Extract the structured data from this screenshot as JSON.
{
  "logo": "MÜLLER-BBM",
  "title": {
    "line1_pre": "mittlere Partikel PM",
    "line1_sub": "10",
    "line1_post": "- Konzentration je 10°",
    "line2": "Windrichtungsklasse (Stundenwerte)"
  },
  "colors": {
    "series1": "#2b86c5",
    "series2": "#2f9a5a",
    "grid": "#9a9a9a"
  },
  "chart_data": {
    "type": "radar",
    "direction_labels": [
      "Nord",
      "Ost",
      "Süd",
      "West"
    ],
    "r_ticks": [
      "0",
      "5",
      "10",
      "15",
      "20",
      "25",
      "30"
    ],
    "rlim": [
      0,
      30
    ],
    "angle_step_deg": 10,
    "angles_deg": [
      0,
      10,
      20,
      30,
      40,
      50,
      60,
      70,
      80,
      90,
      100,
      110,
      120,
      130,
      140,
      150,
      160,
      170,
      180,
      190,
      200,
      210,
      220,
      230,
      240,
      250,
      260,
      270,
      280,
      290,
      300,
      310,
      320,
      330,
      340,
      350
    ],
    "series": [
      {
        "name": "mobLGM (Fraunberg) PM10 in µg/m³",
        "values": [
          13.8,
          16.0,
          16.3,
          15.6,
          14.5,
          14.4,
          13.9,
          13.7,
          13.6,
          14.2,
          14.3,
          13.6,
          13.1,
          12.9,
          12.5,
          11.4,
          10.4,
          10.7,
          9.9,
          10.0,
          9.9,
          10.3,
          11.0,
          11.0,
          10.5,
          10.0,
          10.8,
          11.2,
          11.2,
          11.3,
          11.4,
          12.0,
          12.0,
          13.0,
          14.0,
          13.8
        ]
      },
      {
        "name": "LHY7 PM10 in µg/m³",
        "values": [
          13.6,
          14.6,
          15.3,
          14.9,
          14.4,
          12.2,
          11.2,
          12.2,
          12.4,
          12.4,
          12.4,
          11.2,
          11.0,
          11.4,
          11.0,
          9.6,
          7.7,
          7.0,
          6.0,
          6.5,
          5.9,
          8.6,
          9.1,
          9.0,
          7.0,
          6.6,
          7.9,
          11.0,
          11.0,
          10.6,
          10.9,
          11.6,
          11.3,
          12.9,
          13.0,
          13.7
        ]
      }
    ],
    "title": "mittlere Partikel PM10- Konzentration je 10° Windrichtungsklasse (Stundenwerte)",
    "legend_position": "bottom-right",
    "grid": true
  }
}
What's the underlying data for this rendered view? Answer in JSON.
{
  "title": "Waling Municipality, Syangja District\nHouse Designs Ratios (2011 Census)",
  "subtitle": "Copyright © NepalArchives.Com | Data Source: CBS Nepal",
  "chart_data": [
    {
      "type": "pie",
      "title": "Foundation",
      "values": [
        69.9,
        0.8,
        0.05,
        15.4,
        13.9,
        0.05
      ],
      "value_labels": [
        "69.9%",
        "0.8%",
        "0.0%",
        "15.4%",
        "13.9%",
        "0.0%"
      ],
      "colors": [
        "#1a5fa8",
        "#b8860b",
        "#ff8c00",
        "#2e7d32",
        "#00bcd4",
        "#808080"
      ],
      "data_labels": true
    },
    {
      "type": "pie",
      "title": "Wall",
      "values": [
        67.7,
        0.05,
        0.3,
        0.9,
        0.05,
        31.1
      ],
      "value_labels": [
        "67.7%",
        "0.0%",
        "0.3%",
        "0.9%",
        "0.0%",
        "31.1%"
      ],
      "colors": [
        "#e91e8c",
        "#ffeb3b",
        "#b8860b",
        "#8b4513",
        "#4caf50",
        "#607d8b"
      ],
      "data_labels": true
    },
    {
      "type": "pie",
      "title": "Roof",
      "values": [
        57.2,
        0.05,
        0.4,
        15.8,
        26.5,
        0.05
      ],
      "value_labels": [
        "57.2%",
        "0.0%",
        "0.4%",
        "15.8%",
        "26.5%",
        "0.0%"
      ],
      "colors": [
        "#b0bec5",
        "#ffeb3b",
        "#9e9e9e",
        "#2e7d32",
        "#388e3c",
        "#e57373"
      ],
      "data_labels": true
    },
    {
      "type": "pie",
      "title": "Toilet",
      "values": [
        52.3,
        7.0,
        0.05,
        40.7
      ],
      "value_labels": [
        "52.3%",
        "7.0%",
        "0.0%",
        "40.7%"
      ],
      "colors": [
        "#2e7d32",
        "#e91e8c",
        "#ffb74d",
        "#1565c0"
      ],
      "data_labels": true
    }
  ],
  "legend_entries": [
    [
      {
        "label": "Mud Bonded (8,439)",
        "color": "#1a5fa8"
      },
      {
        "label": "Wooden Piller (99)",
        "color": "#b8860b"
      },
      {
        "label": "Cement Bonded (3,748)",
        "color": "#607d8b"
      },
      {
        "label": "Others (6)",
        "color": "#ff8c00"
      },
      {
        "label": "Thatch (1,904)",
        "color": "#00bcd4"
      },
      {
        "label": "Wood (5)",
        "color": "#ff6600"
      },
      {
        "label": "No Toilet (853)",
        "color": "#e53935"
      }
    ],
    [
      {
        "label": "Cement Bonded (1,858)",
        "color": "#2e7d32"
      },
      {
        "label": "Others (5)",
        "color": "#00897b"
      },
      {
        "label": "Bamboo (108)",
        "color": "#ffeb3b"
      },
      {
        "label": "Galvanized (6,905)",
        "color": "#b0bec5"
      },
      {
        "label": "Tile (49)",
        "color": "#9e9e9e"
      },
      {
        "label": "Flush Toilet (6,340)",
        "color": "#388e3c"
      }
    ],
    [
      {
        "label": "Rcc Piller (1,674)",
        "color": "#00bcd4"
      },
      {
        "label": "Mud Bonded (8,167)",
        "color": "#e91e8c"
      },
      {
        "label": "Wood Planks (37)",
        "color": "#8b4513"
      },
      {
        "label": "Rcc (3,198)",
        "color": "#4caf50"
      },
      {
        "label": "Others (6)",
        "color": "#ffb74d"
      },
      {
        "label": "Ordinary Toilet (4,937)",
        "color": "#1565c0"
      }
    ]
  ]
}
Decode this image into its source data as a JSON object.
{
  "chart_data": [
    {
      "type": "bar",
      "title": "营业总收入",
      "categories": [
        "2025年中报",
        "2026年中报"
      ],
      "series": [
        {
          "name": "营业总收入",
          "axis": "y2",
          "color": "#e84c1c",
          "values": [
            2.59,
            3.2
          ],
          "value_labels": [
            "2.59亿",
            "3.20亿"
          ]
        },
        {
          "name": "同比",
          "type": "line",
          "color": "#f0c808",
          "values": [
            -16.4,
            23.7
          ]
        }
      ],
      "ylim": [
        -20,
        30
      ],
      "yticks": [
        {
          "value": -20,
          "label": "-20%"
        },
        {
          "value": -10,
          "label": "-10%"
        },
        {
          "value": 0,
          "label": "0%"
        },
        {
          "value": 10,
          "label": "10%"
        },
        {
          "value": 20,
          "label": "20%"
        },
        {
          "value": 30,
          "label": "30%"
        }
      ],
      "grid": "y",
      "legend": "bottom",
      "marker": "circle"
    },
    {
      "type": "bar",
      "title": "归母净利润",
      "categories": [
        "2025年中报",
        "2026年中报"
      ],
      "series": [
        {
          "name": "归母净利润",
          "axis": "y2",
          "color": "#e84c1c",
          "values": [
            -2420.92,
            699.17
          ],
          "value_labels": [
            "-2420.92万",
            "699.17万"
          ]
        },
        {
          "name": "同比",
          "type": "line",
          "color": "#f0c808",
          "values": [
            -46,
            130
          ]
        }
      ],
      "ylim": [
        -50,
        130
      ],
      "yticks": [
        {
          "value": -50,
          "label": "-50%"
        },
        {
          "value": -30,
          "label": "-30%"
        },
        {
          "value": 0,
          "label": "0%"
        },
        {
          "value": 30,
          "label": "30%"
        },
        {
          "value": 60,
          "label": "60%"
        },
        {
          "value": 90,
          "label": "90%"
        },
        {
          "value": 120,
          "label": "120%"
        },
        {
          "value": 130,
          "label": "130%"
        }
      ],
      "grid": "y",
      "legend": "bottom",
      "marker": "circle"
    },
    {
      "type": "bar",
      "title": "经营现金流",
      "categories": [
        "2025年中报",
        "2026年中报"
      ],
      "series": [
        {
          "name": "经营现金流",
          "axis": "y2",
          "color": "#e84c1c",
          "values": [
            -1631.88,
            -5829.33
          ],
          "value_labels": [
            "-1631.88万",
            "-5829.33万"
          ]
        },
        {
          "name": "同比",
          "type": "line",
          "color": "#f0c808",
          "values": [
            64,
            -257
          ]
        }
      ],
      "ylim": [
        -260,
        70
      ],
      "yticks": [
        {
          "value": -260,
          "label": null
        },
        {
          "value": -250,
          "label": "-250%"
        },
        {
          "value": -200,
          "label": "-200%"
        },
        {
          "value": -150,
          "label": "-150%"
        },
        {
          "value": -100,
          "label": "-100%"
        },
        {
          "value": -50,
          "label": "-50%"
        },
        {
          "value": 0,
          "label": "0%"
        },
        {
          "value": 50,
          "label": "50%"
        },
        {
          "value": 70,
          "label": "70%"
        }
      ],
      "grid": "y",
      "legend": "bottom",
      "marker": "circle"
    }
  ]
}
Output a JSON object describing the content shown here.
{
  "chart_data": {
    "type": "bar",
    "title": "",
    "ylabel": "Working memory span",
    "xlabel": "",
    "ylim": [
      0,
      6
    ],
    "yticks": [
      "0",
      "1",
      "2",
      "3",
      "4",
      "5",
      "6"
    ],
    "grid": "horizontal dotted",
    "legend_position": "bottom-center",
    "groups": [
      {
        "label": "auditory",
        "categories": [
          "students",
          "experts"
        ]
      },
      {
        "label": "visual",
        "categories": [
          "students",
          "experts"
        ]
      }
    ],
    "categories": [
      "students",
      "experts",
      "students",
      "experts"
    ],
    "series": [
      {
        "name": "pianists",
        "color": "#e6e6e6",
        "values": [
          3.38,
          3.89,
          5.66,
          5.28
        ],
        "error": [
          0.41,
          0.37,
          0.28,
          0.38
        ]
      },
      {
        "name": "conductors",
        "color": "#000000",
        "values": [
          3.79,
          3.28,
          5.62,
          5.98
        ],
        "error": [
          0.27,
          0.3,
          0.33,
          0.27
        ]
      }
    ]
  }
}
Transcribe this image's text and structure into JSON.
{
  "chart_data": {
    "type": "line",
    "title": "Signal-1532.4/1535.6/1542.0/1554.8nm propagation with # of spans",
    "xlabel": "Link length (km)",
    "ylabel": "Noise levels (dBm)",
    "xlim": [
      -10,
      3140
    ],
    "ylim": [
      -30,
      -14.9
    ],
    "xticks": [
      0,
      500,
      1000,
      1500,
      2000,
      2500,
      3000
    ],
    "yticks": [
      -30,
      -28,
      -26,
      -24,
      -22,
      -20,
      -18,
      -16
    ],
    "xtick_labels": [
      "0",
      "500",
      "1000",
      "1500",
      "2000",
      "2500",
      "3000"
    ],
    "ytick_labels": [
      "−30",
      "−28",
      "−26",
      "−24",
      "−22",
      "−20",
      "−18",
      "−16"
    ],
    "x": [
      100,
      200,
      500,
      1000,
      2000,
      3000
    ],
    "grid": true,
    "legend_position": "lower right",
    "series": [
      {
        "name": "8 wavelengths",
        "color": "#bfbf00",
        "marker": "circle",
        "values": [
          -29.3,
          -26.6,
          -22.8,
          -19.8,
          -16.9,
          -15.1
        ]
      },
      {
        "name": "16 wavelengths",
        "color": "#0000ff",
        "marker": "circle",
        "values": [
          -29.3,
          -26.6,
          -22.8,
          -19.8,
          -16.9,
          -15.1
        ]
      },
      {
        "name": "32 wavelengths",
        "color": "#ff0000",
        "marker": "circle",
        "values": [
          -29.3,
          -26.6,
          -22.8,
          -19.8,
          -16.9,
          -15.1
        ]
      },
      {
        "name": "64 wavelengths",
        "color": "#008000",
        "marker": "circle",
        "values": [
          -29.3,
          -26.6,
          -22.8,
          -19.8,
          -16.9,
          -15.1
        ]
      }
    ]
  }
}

════════

Stated task:
Look through the entries above. Extract each line with the word "Toilet".

Correct result:
      "title": "Toilet",
        "label": "No Toilet (853)",
        "label": "Flush Toilet (6,340)",
        "label": "Ordinary Toilet (4,937)",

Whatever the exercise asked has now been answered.